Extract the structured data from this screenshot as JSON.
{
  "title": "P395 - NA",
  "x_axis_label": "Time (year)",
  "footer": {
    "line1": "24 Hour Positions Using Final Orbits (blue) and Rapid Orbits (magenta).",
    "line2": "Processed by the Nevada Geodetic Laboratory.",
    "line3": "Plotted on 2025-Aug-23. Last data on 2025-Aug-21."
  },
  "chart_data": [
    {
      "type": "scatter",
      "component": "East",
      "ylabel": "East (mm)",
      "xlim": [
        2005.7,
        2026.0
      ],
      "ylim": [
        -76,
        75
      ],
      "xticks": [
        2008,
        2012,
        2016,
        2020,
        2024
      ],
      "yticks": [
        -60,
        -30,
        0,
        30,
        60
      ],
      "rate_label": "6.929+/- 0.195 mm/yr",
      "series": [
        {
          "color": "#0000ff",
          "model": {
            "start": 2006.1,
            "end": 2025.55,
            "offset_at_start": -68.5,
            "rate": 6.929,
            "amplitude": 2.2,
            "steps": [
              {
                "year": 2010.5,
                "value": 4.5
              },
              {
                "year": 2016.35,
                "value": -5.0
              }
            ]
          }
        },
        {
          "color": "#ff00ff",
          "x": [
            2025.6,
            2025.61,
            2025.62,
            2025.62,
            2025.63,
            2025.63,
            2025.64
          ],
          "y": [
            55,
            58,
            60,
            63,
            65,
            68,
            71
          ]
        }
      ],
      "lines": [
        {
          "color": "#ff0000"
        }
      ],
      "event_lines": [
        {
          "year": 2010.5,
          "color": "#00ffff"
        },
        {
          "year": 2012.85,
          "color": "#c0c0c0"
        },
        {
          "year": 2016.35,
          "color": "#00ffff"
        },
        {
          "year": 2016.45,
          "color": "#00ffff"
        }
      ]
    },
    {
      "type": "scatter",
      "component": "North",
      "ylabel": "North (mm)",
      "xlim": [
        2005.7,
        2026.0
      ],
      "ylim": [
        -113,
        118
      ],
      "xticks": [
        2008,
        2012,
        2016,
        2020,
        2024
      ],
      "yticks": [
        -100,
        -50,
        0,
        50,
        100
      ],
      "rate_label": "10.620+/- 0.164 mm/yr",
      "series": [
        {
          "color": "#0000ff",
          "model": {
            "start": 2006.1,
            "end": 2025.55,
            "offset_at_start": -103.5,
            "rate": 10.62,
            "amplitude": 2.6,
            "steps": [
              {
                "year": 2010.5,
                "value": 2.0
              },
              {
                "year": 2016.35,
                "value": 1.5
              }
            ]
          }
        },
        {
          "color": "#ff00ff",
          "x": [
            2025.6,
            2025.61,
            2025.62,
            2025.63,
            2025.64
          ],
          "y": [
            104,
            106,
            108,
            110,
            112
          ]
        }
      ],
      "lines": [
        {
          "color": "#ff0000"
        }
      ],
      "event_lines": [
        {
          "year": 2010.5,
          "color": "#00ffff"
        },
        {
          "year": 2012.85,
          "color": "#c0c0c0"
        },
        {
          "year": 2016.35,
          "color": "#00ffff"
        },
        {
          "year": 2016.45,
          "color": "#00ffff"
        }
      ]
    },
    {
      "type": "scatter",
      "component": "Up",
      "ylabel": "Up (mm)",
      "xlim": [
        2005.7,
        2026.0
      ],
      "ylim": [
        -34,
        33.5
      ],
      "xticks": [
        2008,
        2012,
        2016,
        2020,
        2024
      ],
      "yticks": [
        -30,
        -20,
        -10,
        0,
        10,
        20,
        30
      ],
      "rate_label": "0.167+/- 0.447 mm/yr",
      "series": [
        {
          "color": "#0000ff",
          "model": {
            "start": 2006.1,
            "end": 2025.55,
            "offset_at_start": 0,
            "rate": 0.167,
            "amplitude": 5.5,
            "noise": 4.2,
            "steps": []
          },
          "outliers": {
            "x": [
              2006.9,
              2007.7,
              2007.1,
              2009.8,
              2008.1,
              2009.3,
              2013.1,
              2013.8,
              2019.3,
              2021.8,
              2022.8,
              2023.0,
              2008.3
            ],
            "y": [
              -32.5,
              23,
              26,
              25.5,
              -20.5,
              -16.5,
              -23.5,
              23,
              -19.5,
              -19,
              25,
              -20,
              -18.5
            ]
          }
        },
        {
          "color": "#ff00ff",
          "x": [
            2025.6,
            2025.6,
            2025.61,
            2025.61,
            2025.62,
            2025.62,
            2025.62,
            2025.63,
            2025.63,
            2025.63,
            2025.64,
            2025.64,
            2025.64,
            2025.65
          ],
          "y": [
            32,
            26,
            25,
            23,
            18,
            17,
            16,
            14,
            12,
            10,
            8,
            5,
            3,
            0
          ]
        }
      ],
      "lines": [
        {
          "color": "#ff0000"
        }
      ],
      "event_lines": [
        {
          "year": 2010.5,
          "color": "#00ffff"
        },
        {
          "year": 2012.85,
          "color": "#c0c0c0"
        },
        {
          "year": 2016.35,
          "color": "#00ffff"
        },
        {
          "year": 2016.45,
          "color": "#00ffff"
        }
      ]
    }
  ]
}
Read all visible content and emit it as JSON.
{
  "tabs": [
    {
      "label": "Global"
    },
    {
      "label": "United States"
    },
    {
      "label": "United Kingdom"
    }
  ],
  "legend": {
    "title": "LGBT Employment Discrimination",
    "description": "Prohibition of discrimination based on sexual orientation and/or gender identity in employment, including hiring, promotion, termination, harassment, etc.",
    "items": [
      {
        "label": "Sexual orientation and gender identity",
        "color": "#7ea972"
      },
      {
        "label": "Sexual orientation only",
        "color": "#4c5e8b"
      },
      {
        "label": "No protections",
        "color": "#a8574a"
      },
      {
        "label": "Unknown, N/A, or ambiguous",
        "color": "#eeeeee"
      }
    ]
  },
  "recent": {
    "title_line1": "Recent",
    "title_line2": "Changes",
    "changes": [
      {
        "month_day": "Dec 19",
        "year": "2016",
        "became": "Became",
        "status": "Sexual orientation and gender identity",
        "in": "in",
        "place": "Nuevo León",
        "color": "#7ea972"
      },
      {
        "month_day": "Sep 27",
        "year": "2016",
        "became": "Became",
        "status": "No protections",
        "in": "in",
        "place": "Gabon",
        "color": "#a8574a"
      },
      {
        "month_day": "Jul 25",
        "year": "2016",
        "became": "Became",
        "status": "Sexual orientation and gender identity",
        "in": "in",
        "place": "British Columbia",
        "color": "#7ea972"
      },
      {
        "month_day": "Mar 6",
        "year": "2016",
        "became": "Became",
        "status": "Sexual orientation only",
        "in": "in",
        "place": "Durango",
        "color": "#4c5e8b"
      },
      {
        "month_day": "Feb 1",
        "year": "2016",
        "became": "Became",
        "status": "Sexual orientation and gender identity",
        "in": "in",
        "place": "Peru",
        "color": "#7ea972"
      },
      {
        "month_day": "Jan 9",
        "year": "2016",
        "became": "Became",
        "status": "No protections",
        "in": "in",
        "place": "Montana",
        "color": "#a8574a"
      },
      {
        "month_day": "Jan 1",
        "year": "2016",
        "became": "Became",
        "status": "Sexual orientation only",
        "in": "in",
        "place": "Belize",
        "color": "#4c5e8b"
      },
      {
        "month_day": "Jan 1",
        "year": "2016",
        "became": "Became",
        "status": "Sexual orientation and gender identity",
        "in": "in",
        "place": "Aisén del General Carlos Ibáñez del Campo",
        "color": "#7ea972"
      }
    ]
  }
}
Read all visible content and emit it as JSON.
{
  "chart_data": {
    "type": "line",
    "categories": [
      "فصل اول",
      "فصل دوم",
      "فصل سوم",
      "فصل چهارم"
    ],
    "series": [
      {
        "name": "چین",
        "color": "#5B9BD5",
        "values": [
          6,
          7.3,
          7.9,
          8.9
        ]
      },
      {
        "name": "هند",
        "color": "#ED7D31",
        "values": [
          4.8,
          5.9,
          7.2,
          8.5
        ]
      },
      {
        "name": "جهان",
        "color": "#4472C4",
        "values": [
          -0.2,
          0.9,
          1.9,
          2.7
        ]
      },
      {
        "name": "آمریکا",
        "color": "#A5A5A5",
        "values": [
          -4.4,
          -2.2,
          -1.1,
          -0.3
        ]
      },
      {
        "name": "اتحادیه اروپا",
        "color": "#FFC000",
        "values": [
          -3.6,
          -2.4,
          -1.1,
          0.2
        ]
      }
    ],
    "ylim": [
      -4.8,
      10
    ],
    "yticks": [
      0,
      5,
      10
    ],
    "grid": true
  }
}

What you should do:
Copy every single line of the material above that holds "ylabel".

Complete answer:
      "ylabel": "East (mm)",
      "ylabel": "North (mm)",
      "ylabel": "Up (mm)",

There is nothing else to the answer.